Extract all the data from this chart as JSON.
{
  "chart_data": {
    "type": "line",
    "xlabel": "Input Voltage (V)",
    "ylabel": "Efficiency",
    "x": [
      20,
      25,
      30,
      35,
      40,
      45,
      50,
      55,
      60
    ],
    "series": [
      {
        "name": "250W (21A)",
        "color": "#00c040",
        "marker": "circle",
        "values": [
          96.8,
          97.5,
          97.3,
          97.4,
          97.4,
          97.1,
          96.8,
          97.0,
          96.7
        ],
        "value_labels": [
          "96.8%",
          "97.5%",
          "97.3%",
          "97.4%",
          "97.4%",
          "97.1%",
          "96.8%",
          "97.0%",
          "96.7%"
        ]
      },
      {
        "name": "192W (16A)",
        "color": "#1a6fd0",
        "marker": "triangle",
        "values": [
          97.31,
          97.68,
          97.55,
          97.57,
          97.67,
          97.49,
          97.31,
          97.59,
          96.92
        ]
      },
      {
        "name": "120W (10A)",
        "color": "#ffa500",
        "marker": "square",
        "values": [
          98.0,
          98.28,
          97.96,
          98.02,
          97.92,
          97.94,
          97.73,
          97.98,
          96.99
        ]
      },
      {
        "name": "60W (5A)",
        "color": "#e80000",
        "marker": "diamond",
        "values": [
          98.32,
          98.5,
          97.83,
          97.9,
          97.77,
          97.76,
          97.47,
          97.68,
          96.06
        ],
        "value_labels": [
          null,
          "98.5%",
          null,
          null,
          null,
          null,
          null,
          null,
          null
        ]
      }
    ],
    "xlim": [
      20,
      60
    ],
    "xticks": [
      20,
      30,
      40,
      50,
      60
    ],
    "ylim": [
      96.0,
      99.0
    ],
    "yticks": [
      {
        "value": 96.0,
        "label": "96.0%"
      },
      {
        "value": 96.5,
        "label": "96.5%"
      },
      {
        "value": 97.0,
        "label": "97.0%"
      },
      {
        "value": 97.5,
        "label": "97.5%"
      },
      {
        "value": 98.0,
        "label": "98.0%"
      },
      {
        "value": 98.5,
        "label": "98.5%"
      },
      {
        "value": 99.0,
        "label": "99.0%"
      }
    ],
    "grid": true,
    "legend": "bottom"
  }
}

################

WHAT TO DO:
Report back each line of the entries that holds the string "marker".

REPLY TO THE EXERCISE:
        "marker": "circle",
        "marker": "triangle",
        "marker": "square",
        "marker": "diamond",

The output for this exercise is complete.